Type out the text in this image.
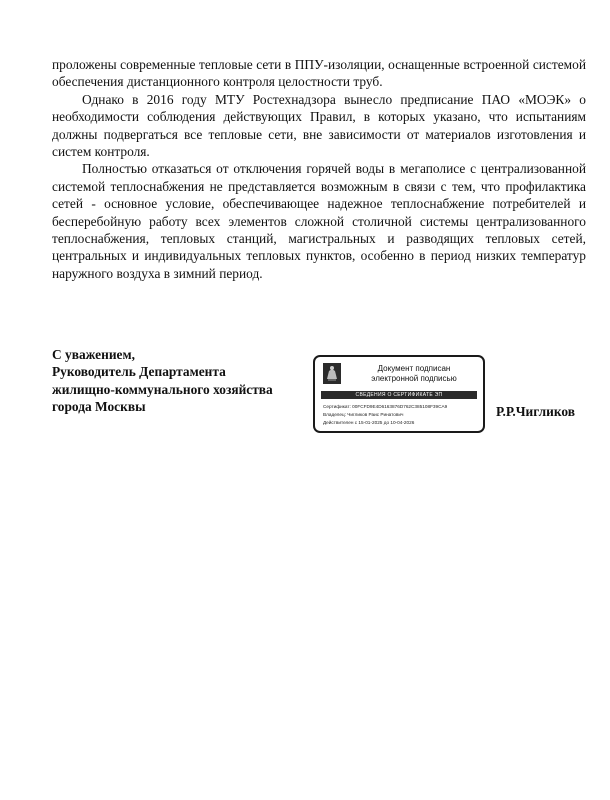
проложены современные тепловые сети в ППУ-изоляции, оснащенные встроенной системой обеспечения дистанционного контроля целостности труб.

Однако в 2016 году МТУ Ростехнадзора вынесло предписание ПАО «МОЭК» о необходимости соблюдения действующих Правил, в которых указано, что испытаниям должны подвергаться все тепловые сети, вне зависимости от материалов изготовления и систем контроля.

Полностью отказаться от отключения горячей воды в мегаполисе с централизованной системой теплоснабжения не представляется возможным в связи с тем, что профилактика сетей - основное условие, обеспечивающее надежное теплоснабжение потребителей и бесперебойную работу всех элементов сложной столичной системы централизованного теплоснабжения, тепловых станций, магистральных и разводящих тепловых сетей, центральных и индивидуальных тепловых пунктов, особенно в период низких температур наружного воздуха в зимний период.

С уважением,
Руководитель Департамента
жилищно-коммунального хозяйства
города Москвы
Документ подписан
электронной подписью
СВЕДЕНИЯ О СЕРТИФИКАТЕ ЭП
Сертификат: 00FCFD9E4D6163876D762C385108F39CA9
Владелец: Чигликов Раис Ринатович
Действителен с 15-01-2025 до 10-04-2026
Р.Р.Чигликов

Goal: Your copy of the data should match it exactly, except that pictures are left out.

Task solution:
Type out the text in this image.
проложены современные тепловые сети в ППУ-изоляции, оснащенные встроенной системой обеспечения дистанционного контроля целостности труб.

Однако в 2016 году МТУ Ростехнадзора вынесло предписание ПАО «МОЭК» о необходимости соблюдения действующих Правил, в которых указано, что испытаниям должны подвергаться все тепловые сети, вне зависимости от материалов изготовления и систем контроля.

Полностью отказаться от отключения горячей воды в мегаполисе с централизованной системой теплоснабжения не представляется возможным в связи с тем, что профилактика сетей - основное условие, обеспечивающее надежное теплоснабжение потребителей и бесперебойную работу всех элементов сложной столичной системы централизованного теплоснабжения, тепловых станций, магистральных и разводящих тепловых сетей, центральных и индивидуальных тепловых пунктов, особенно в период низких температур наружного воздуха в зимний период.

С уважением,
Руководитель Департамента
жилищно-коммунального хозяйства
города Москвы
Документ подписан
электронной подписью
СВЕДЕНИЯ О СЕРТИФИКАТЕ ЭП
Сертификат: 00FCFD9E4D6163876D762C385108F39CA9
Владелец: Чигликов Раис Ринатович
Действителен с 15-01-2025 до 10-04-2026
Р.Р.Чигликов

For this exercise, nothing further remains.